** begin **

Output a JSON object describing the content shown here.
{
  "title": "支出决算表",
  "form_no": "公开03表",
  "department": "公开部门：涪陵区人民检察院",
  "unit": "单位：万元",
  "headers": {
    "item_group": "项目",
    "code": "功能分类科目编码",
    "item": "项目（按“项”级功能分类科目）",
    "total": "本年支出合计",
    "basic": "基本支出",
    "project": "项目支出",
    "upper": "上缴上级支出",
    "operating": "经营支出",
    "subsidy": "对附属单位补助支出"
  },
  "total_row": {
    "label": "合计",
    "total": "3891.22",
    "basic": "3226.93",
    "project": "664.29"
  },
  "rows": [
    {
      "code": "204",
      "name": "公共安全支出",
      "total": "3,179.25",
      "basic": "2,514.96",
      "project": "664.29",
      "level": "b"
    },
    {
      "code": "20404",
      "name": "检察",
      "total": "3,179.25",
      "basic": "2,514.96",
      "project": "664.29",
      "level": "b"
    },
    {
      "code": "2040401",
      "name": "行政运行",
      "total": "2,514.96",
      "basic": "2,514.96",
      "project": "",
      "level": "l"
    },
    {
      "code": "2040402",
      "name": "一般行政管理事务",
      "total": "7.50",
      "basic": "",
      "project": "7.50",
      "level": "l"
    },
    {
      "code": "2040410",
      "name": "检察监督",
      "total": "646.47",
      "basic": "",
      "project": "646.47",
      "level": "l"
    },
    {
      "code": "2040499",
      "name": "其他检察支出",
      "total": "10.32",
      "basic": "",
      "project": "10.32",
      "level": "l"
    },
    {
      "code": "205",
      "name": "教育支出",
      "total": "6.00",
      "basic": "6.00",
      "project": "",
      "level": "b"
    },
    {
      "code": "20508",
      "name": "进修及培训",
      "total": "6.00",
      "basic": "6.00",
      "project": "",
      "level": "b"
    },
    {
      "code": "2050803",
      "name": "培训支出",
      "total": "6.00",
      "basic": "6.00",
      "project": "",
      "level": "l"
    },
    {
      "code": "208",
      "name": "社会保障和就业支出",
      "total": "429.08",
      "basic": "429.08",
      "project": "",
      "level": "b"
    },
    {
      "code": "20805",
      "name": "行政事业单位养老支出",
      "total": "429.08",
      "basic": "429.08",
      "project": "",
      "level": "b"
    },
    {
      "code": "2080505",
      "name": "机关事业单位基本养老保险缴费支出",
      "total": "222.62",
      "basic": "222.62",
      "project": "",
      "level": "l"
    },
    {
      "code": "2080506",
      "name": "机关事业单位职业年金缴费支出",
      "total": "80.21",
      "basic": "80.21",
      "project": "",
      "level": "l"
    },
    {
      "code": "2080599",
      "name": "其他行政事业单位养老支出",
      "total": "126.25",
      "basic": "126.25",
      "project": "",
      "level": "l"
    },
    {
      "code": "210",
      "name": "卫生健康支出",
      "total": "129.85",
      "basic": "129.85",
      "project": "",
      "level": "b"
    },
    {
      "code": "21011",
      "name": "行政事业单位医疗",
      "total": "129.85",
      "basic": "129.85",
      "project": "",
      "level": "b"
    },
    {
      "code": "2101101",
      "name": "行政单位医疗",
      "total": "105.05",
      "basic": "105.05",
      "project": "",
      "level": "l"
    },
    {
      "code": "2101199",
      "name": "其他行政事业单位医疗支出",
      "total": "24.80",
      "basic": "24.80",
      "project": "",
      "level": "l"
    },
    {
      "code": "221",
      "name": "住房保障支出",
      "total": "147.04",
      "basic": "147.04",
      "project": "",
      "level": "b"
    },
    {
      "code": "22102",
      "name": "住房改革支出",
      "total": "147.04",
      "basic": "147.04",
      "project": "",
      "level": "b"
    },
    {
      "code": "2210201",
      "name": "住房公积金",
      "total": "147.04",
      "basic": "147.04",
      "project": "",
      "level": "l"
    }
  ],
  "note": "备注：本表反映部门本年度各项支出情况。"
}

** end **

Your task is to extract all of the records exactly.

• **Response to this exercise**
Output a JSON object describing the content shown here.
{
  "title": "支出决算表",
  "form_no": "公开03表",
  "department": "公开部门：涪陵区人民检察院",
  "unit": "单位：万元",
  "headers": {
    "item_group": "项目",
    "code": "功能分类科目编码",
    "item": "项目（按“项”级功能分类科目）",
    "total": "本年支出合计",
    "basic": "基本支出",
    "project": "项目支出",
    "upper": "上缴上级支出",
    "operating": "经营支出",
    "subsidy": "对附属单位补助支出"
  },
  "total_row": {
    "label": "合计",
    "total": "3891.22",
    "basic": "3226.93",
    "project": "664.29"
  },
  "rows": [
    {
      "code": "204",
      "name": "公共安全支出",
      "total": "3,179.25",
      "basic": "2,514.96",
      "project": "664.29",
      "level": "b"
    },
    {
      "code": "20404",
      "name": "检察",
      "total": "3,179.25",
      "basic": "2,514.96",
      "project": "664.29",
      "level": "b"
    },
    {
      "code": "2040401",
      "name": "行政运行",
      "total": "2,514.96",
      "basic": "2,514.96",
      "project": "",
      "level": "l"
    },
    {
      "code": "2040402",
      "name": "一般行政管理事务",
      "total": "7.50",
      "basic": "",
      "project": "7.50",
      "level": "l"
    },
    {
      "code": "2040410",
      "name": "检察监督",
      "total": "646.47",
      "basic": "",
      "project": "646.47",
      "level": "l"
    },
    {
      "code": "2040499",
      "name": "其他检察支出",
      "total": "10.32",
      "basic": "",
      "project": "10.32",
      "level": "l"
    },
    {
      "code": "205",
      "name": "教育支出",
      "total": "6.00",
      "basic": "6.00",
      "project": "",
      "level": "b"
    },
    {
      "code": "20508",
      "name": "进修及培训",
      "total": "6.00",
      "basic": "6.00",
      "project": "",
      "level": "b"
    },
    {
      "code": "2050803",
      "name": "培训支出",
      "total": "6.00",
      "basic": "6.00",
      "project": "",
      "level": "l"
    },
    {
      "code": "208",
      "name": "社会保障和就业支出",
      "total": "429.08",
      "basic": "429.08",
      "project": "",
      "level": "b"
    },
    {
      "code": "20805",
      "name": "行政事业单位养老支出",
      "total": "429.08",
      "basic": "429.08",
      "project": "",
      "level": "b"
    },
    {
      "code": "2080505",
      "name": "机关事业单位基本养老保险缴费支出",
      "total": "222.62",
      "basic": "222.62",
      "project": "",
      "level": "l"
    },
    {
      "code": "2080506",
      "name": "机关事业单位职业年金缴费支出",
      "total": "80.21",
      "basic": "80.21",
      "project": "",
      "level": "l"
    },
    {
      "code": "2080599",
      "name": "其他行政事业单位养老支出",
      "total": "126.25",
      "basic": "126.25",
      "project": "",
      "level": "l"
    },
    {
      "code": "210",
      "name": "卫生健康支出",
      "total": "129.85",
      "basic": "129.85",
      "project": "",
      "level": "b"
    },
    {
      "code": "21011",
      "name": "行政事业单位医疗",
      "total": "129.85",
      "basic": "129.85",
      "project": "",
      "level": "b"
    },
    {
      "code": "2101101",
      "name": "行政单位医疗",
      "total": "105.05",
      "basic": "105.05",
      "project": "",
      "level": "l"
    },
    {
      "code": "2101199",
      "name": "其他行政事业单位医疗支出",
      "total": "24.80",
      "basic": "24.80",
      "project": "",
      "level": "l"
    },
    {
      "code": "221",
      "name": "住房保障支出",
      "total": "147.04",
      "basic": "147.04",
      "project": "",
      "level": "b"
    },
    {
      "code": "22102",
      "name": "住房改革支出",
      "total": "147.04",
      "basic": "147.04",
      "project": "",
      "level": "b"
    },
    {
      "code": "2210201",
      "name": "住房公积金",
      "total": "147.04",
      "basic": "147.04",
      "project": "",
      "level": "l"
    }
  ],
  "note": "备注：本表反映部门本年度各项支出情况。"
}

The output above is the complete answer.